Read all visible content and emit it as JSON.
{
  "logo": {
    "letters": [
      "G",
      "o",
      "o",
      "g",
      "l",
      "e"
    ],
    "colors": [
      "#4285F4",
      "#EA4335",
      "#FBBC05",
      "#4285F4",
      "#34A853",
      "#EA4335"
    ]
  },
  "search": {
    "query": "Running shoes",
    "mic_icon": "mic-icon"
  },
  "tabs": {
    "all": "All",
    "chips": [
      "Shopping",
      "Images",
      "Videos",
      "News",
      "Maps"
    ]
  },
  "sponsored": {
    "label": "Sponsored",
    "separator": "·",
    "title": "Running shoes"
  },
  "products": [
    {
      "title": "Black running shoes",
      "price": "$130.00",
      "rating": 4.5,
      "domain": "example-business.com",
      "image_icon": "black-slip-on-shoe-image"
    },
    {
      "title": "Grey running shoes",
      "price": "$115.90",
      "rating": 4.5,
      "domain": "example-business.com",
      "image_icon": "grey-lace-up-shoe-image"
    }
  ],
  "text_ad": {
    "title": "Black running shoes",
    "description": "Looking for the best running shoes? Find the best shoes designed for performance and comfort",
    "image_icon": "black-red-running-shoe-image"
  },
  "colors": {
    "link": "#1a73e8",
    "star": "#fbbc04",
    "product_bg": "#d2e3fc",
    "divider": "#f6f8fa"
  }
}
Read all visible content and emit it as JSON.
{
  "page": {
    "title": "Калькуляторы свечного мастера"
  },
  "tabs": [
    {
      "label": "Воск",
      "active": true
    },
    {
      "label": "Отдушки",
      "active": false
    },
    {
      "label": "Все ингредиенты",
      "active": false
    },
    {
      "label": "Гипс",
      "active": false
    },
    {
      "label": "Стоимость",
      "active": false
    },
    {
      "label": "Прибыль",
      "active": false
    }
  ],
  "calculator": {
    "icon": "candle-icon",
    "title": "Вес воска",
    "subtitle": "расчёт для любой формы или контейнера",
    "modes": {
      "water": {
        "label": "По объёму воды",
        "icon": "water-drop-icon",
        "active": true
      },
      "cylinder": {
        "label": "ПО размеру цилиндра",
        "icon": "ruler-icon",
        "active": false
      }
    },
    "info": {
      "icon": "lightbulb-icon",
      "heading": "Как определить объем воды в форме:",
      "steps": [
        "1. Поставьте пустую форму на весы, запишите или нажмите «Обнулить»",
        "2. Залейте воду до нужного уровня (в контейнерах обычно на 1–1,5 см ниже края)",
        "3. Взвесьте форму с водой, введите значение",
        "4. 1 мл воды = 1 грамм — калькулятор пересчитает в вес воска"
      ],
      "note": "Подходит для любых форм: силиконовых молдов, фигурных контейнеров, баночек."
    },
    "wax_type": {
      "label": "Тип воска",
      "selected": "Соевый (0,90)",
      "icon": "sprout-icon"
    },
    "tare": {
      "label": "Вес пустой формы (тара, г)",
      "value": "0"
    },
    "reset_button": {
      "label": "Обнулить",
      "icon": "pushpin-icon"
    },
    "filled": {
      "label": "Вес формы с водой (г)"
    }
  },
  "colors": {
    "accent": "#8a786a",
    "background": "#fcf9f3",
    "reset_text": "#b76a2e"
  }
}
——
■ **WHAT TO DO**: Repeat the data exactly. Leave nothing out.

■ **OUTPUT OF THE TASK**:
Read all visible content and emit it as JSON.
{
  "logo": {
    "letters": [
      "G",
      "o",
      "o",
      "g",
      "l",
      "e"
    ],
    "colors": [
      "#4285F4",
      "#EA4335",
      "#FBBC05",
      "#4285F4",
      "#34A853",
      "#EA4335"
    ]
  },
  "search": {
    "query": "Running shoes",
    "mic_icon": "mic-icon"
  },
  "tabs": {
    "all": "All",
    "chips": [
      "Shopping",
      "Images",
      "Videos",
      "News",
      "Maps"
    ]
  },
  "sponsored": {
    "label": "Sponsored",
    "separator": "·",
    "title": "Running shoes"
  },
  "products": [
    {
      "title": "Black running shoes",
      "price": "$130.00",
      "rating": 4.5,
      "domain": "example-business.com",
      "image_icon": "black-slip-on-shoe-image"
    },
    {
      "title": "Grey running shoes",
      "price": "$115.90",
      "rating": 4.5,
      "domain": "example-business.com",
      "image_icon": "grey-lace-up-shoe-image"
    }
  ],
  "text_ad": {
    "title": "Black running shoes",
    "description": "Looking for the best running shoes? Find the best shoes designed for performance and comfort",
    "image_icon": "black-red-running-shoe-image"
  },
  "colors": {
    "link": "#1a73e8",
    "star": "#fbbc04",
    "product_bg": "#d2e3fc",
    "divider": "#f6f8fa"
  }
}
Read all visible content and emit it as JSON.
{
  "page": {
    "title": "Калькуляторы свечного мастера"
  },
  "tabs": [
    {
      "label": "Воск",
      "active": true
    },
    {
      "label": "Отдушки",
      "active": false
    },
    {
      "label": "Все ингредиенты",
      "active": false
    },
    {
      "label": "Гипс",
      "active": false
    },
    {
      "label": "Стоимость",
      "active": false
    },
    {
      "label": "Прибыль",
      "active": false
    }
  ],
  "calculator": {
    "icon": "candle-icon",
    "title": "Вес воска",
    "subtitle": "расчёт для любой формы или контейнера",
    "modes": {
      "water": {
        "label": "По объёму воды",
        "icon": "water-drop-icon",
        "active": true
      },
      "cylinder": {
        "label": "ПО размеру цилиндра",
        "icon": "ruler-icon",
        "active": false
      }
    },
    "info": {
      "icon": "lightbulb-icon",
      "heading": "Как определить объем воды в форме:",
      "steps": [
        "1. Поставьте пустую форму на весы, запишите или нажмите «Обнулить»",
        "2. Залейте воду до нужного уровня (в контейнерах обычно на 1–1,5 см ниже края)",
        "3. Взвесьте форму с водой, введите значение",
        "4. 1 мл воды = 1 грамм — калькулятор пересчитает в вес воска"
      ],
      "note": "Подходит для любых форм: силиконовых молдов, фигурных контейнеров, баночек."
    },
    "wax_type": {
      "label": "Тип воска",
      "selected": "Соевый (0,90)",
      "icon": "sprout-icon"
    },
    "tare": {
      "label": "Вес пустой формы (тара, г)",
      "value": "0"
    },
    "reset_button": {
      "label": "Обнулить",
      "icon": "pushpin-icon"
    },
    "filled": {
      "label": "Вес формы с водой (г)"
    }
  },
  "colors": {
    "accent": "#8a786a",
    "background": "#fcf9f3",
    "reset_text": "#b76a2e"
  }
}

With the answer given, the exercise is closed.